> What the task asks:
Reproduce the records word for word, from their first line up to and including the line that contains "series-b0-simulation: [95, 6, 575, 327]".

(Dataset rows)
================================

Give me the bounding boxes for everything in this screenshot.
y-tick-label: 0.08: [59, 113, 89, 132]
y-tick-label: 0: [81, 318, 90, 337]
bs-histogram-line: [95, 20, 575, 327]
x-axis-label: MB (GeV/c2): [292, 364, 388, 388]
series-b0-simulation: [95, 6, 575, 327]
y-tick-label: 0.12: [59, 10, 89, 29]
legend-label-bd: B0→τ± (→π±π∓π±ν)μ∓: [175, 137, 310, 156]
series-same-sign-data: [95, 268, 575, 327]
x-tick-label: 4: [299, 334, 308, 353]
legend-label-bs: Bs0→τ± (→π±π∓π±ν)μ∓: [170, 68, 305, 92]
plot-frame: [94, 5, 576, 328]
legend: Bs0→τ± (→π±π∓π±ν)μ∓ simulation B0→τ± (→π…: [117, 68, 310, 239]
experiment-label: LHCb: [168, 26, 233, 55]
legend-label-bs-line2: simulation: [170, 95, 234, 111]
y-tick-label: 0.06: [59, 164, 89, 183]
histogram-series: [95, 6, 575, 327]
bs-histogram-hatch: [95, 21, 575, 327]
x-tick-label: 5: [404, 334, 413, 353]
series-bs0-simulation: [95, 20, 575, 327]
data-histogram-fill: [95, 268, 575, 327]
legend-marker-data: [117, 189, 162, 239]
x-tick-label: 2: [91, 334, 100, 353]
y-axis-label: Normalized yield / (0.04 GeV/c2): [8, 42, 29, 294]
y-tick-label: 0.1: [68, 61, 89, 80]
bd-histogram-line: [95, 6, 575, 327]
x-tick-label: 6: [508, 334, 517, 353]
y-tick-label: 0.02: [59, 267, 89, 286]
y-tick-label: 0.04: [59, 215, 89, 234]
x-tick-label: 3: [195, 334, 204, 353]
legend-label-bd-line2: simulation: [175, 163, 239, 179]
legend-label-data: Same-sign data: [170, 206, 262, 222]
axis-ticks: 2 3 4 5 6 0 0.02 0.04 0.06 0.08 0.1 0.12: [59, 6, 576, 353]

================================

> Answer:
Give me the bounding boxes for everything in this screenshot.
y-tick-label: 0.08: [59, 113, 89, 132]
y-tick-label: 0: [81, 318, 90, 337]
bs-histogram-line: [95, 20, 575, 327]
x-axis-label: MB (GeV/c2): [292, 364, 388, 388]
series-b0-simulation: [95, 6, 575, 327]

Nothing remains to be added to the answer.